Saved entries:
○ ○ ○
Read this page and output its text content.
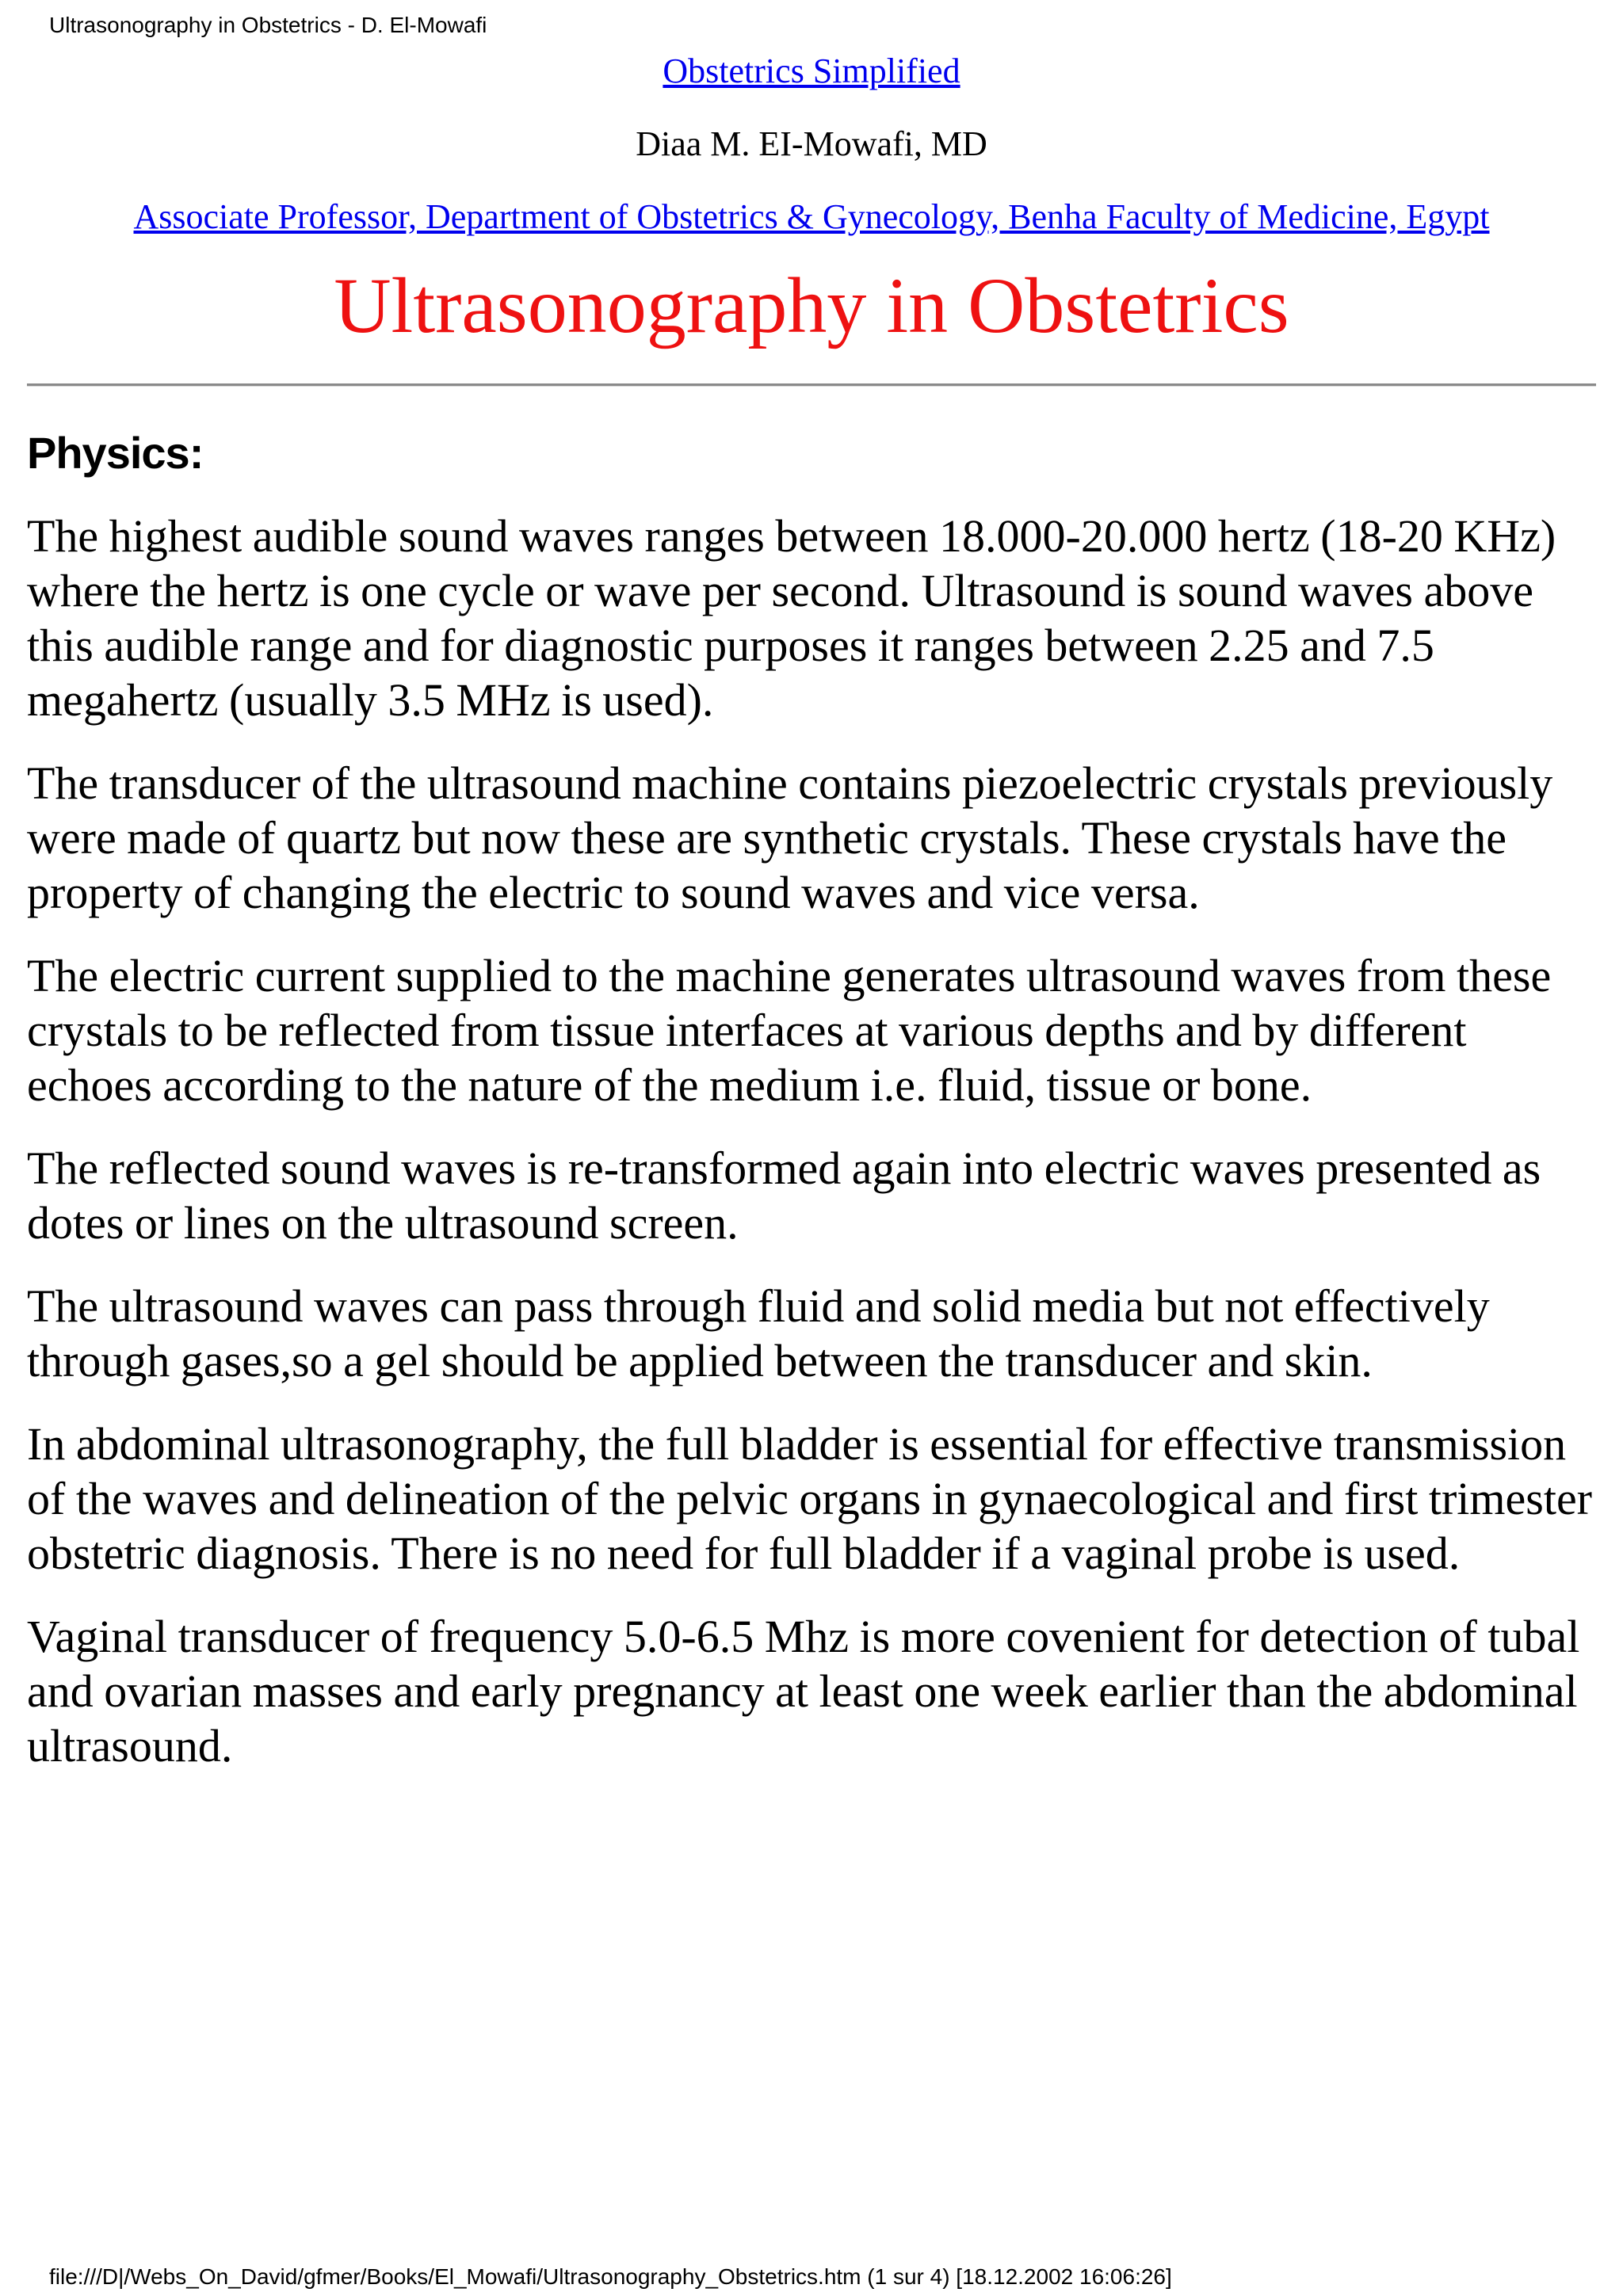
Ultrasonography in Obstetrics - D. El-Mowafi

Obstetrics Simplified

Diaa M. EI-Mowafi, MD

Associate Professor, Department of Obstetrics & Gynecology, Benha Faculty of Medicine, Egypt

Ultrasonography in Obstetrics
Physics:

The highest audible sound waves ranges between 18.000-20.000 hertz (18-20 KHz) where the hertz is one cycle or wave per second. Ultrasound is sound waves above this audible range and for diagnostic purposes it ranges between 2.25 and 7.5 megahertz (usually 3.5 MHz is used).

The transducer of the ultrasound machine contains piezoelectric crystals previously were made of quartz but now these are synthetic crystals. These crystals have the property of changing the electric to sound waves and vice versa.

The electric current supplied to the machine generates ultrasound waves from these crystals to be reflected from tissue interfaces at various depths and by different echoes according to the nature of the medium i.e. fluid, tissue or bone.

The reflected sound waves is re-transformed again into electric waves presented as dotes or lines on the ultrasound screen.

The ultrasound waves can pass through fluid and solid media but not effectively through gases,so a gel should be applied between the transducer and skin.

In abdominal ultrasonography, the full bladder is essential for effective transmission of the waves and delineation of the pelvic organs in gynaecological and first trimester obstetric diagnosis. There is no need for full bladder if a vaginal probe is used.

Vaginal transducer of frequency 5.0-6.5 Mhz is more covenient for detection of tubal and ovarian masses and early pregnancy at least one week earlier than the abdominal ultrasound.

file:///D|/Webs_On_David/gfmer/Books/El_Mowafi/Ultrasonography_Obstetrics.htm (1 sur 4) [18.12.2002 16:06:26]
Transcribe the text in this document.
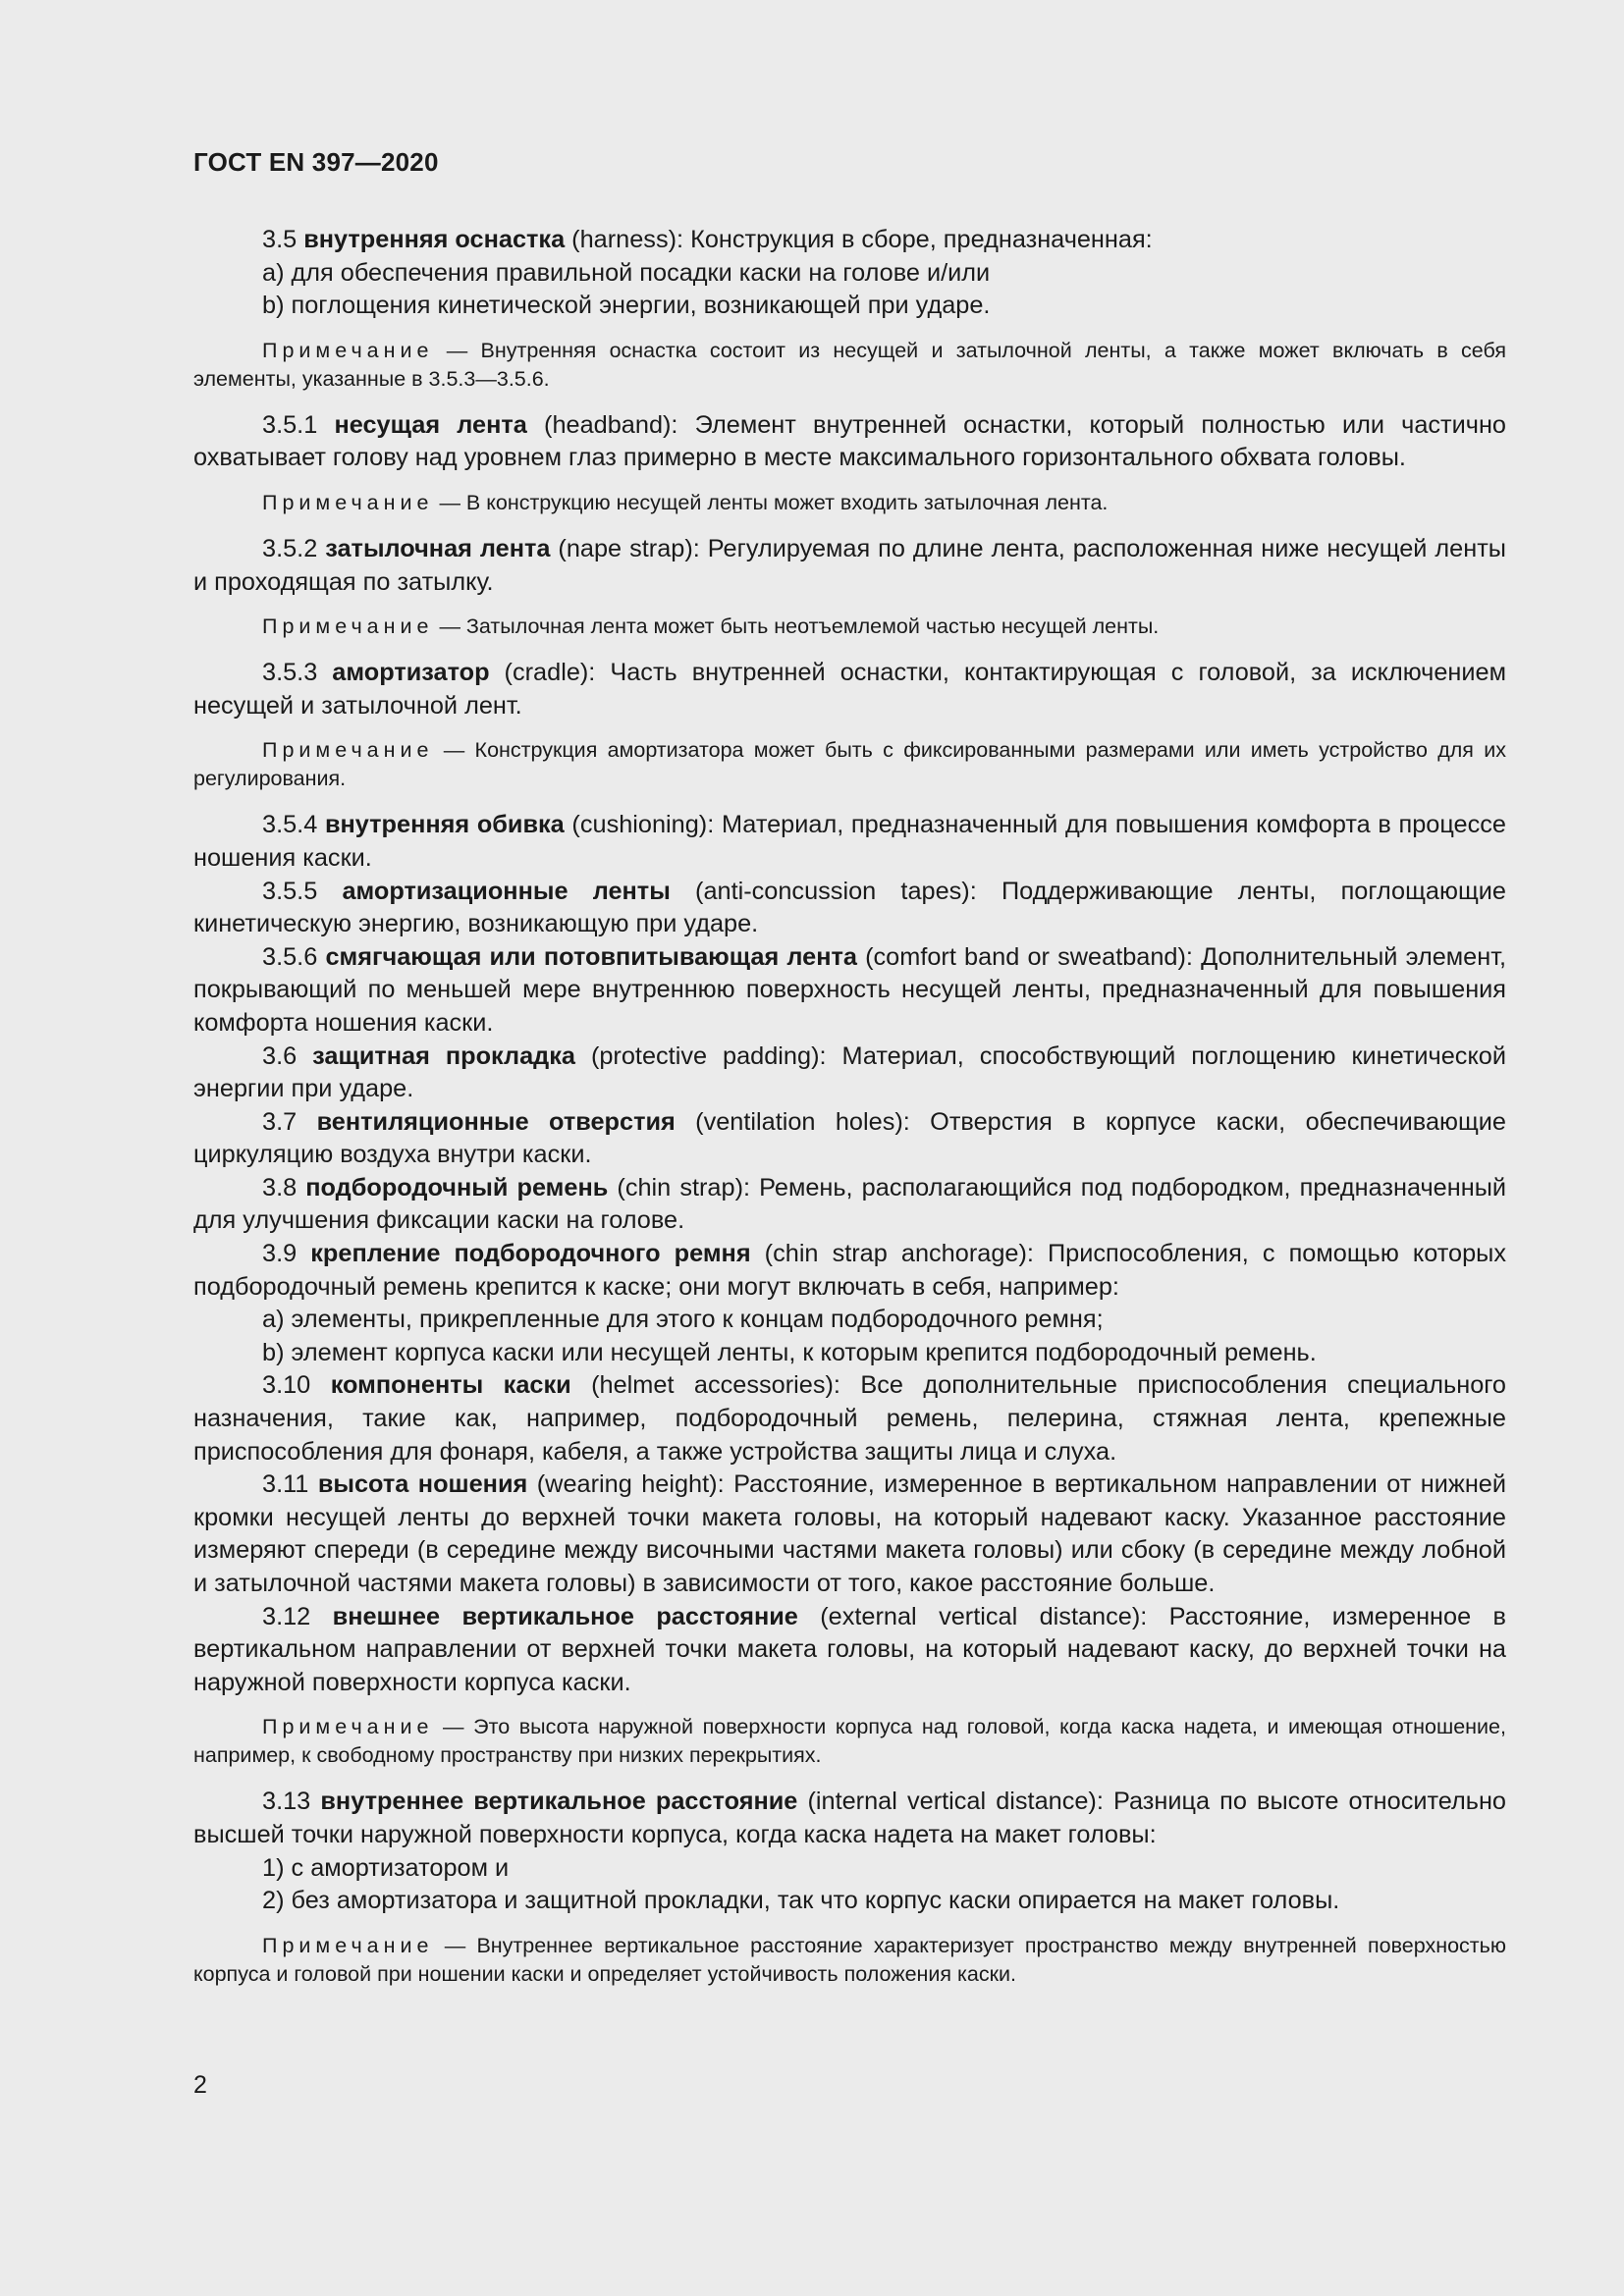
ГОСТ EN 397—2020

3.5 внутренняя оснастка (harness): Конструкция в сборе, предназначенная:

a) для обеспечения правильной посадки каски на голове и/или

b) поглощения кинетической энергии, возникающей при ударе.

Примечание — Внутренняя оснастка состоит из несущей и затылочной ленты, а также может включать в себя элементы, указанные в 3.5.3—3.5.6.

3.5.1 несущая лента (headband): Элемент внутренней оснастки, который полностью или частично охватывает голову над уровнем глаз примерно в месте максимального горизонтального обхвата головы.

Примечание — В конструкцию несущей ленты может входить затылочная лента.

3.5.2 затылочная лента (nape strap): Регулируемая по длине лента, расположенная ниже несущей ленты и проходящая по затылку.

Примечание — Затылочная лента может быть неотъемлемой частью несущей ленты.

3.5.3 амортизатор (cradle): Часть внутренней оснастки, контактирующая с головой, за исключением несущей и затылочной лент.

Примечание — Конструкция амортизатора может быть с фиксированными размерами или иметь устройство для их регулирования.

3.5.4 внутренняя обивка (cushioning): Материал, предназначенный для повышения комфорта в процессе ношения каски.

3.5.5 амортизационные ленты (anti-concussion tapes): Поддерживающие ленты, поглощающие кинетическую энергию, возникающую при ударе.

3.5.6 смягчающая или потовпитывающая лента (comfort band or sweatband): Дополнительный элемент, покрывающий по меньшей мере внутреннюю поверхность несущей ленты, предназначенный для повышения комфорта ношения каски.

3.6 защитная прокладка (protective padding): Материал, способствующий поглощению кинетической энергии при ударе.

3.7 вентиляционные отверстия (ventilation holes): Отверстия в корпусе каски, обеспечивающие циркуляцию воздуха внутри каски.

3.8 подбородочный ремень (chin strap): Ремень, располагающийся под подбородком, предназначенный для улучшения фиксации каски на голове.

3.9 крепление подбородочного ремня (chin strap anchorage): Приспособления, с помощью которых подбородочный ремень крепится к каске; они могут включать в себя, например:

a) элементы, прикрепленные для этого к концам подбородочного ремня;

b) элемент корпуса каски или несущей ленты, к которым крепится подбородочный ремень.

3.10 компоненты каски (helmet accessories): Все дополнительные приспособления специального назначения, такие как, например, подбородочный ремень, пелерина, стяжная лента, крепежные приспособления для фонаря, кабеля, а также устройства защиты лица и слуха.

3.11 высота ношения (wearing height): Расстояние, измеренное в вертикальном направлении от нижней кромки несущей ленты до верхней точки макета головы, на который надевают каску. Указанное расстояние измеряют спереди (в середине между височными частями макета головы) или сбоку (в середине между лобной и затылочной частями макета головы) в зависимости от того, какое расстояние больше.

3.12 внешнее вертикальное расстояние (external vertical distance): Расстояние, измеренное в вертикальном направлении от верхней точки макета головы, на который надевают каску, до верхней точки на наружной поверхности корпуса каски.

Примечание — Это высота наружной поверхности корпуса над головой, когда каска надета, и имеющая отношение, например, к свободному пространству при низких перекрытиях.

3.13 внутреннее вертикальное расстояние (internal vertical distance): Разница по высоте относительно высшей точки наружной поверхности корпуса, когда каска надета на макет головы:

1) с амортизатором и

2) без амортизатора и защитной прокладки, так что корпус каски опирается на макет головы.

Примечание — Внутреннее вертикальное расстояние характеризует пространство между внутренней поверхностью корпуса и головой при ношении каски и определяет устойчивость положения каски.

2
○ ○ ○
Directions: Output all of the data exactly as it stands, minus any images.

Output below:
Read this page and output its text content.
Ultrasonography in Obstetrics - D. El-Mowafi

Obstetrics Simplified

Diaa M. EI-Mowafi, MD

Associate Professor, Department of Obstetrics & Gynecology, Benha Faculty of Medicine, Egypt

Ultrasonography in Obstetrics
Physics:

The highest audible sound waves ranges between 18.000-20.000 hertz (18-20 KHz) where the hertz is one cycle or wave per second. Ultrasound is sound waves above this audible range and for diagnostic purposes it ranges between 2.25 and 7.5 megahertz (usually 3.5 MHz is used).

The transducer of the ultrasound machine contains piezoelectric crystals previously were made of quartz but now these are synthetic crystals. These crystals have the property of changing the electric to sound waves and vice versa.

The electric current supplied to the machine generates ultrasound waves from these crystals to be reflected from tissue interfaces at various depths and by different echoes according to the nature of the medium i.e. fluid, tissue or bone.

The reflected sound waves is re-transformed again into electric waves presented as dotes or lines on the ultrasound screen.

The ultrasound waves can pass through fluid and solid media but not effectively through gases,so a gel should be applied between the transducer and skin.

In abdominal ultrasonography, the full bladder is essential for effective transmission of the waves and delineation of the pelvic organs in gynaecological and first trimester obstetric diagnosis. There is no need for full bladder if a vaginal probe is used.

Vaginal transducer of frequency 5.0-6.5 Mhz is more covenient for detection of tubal and ovarian masses and early pregnancy at least one week earlier than the abdominal ultrasound.

file:///D|/Webs_On_David/gfmer/Books/El_Mowafi/Ultrasonography_Obstetrics.htm (1 sur 4) [18.12.2002 16:06:26]
Transcribe the text in this document.
ГОСТ EN 397—2020

3.5 внутренняя оснастка (harness): Конструкция в сборе, предназначенная:

a) для обеспечения правильной посадки каски на голове и/или

b) поглощения кинетической энергии, возникающей при ударе.

Примечание — Внутренняя оснастка состоит из несущей и затылочной ленты, а также может включать в себя элементы, указанные в 3.5.3—3.5.6.

3.5.1 несущая лента (headband): Элемент внутренней оснастки, который полностью или частично охватывает голову над уровнем глаз примерно в месте максимального горизонтального обхвата головы.

Примечание — В конструкцию несущей ленты может входить затылочная лента.

3.5.2 затылочная лента (nape strap): Регулируемая по длине лента, расположенная ниже несущей ленты и проходящая по затылку.

Примечание — Затылочная лента может быть неотъемлемой частью несущей ленты.

3.5.3 амортизатор (cradle): Часть внутренней оснастки, контактирующая с головой, за исключением несущей и затылочной лент.

Примечание — Конструкция амортизатора может быть с фиксированными размерами или иметь устройство для их регулирования.

3.5.4 внутренняя обивка (cushioning): Материал, предназначенный для повышения комфорта в процессе ношения каски.

3.5.5 амортизационные ленты (anti-concussion tapes): Поддерживающие ленты, поглощающие кинетическую энергию, возникающую при ударе.

3.5.6 смягчающая или потовпитывающая лента (comfort band or sweatband): Дополнительный элемент, покрывающий по меньшей мере внутреннюю поверхность несущей ленты, предназначенный для повышения комфорта ношения каски.

3.6 защитная прокладка (protective padding): Материал, способствующий поглощению кинетической энергии при ударе.

3.7 вентиляционные отверстия (ventilation holes): Отверстия в корпусе каски, обеспечивающие циркуляцию воздуха внутри каски.

3.8 подбородочный ремень (chin strap): Ремень, располагающийся под подбородком, предназначенный для улучшения фиксации каски на голове.

3.9 крепление подбородочного ремня (chin strap anchorage): Приспособления, с помощью которых подбородочный ремень крепится к каске; они могут включать в себя, например:

a) элементы, прикрепленные для этого к концам подбородочного ремня;

b) элемент корпуса каски или несущей ленты, к которым крепится подбородочный ремень.

3.10 компоненты каски (helmet accessories): Все дополнительные приспособления специального назначения, такие как, например, подбородочный ремень, пелерина, стяжная лента, крепежные приспособления для фонаря, кабеля, а также устройства защиты лица и слуха.

3.11 высота ношения (wearing height): Расстояние, измеренное в вертикальном направлении от нижней кромки несущей ленты до верхней точки макета головы, на который надевают каску. Указанное расстояние измеряют спереди (в середине между височными частями макета головы) или сбоку (в середине между лобной и затылочной частями макета головы) в зависимости от того, какое расстояние больше.

3.12 внешнее вертикальное расстояние (external vertical distance): Расстояние, измеренное в вертикальном направлении от верхней точки макета головы, на который надевают каску, до верхней точки на наружной поверхности корпуса каски.

Примечание — Это высота наружной поверхности корпуса над головой, когда каска надета, и имеющая отношение, например, к свободному пространству при низких перекрытиях.

3.13 внутреннее вертикальное расстояние (internal vertical distance): Разница по высоте относительно высшей точки наружной поверхности корпуса, когда каска надета на макет головы:

1) с амортизатором и

2) без амортизатора и защитной прокладки, так что корпус каски опирается на макет головы.

Примечание — Внутреннее вертикальное расстояние характеризует пространство между внутренней поверхностью корпуса и головой при ношении каски и определяет устойчивость положения каски.

2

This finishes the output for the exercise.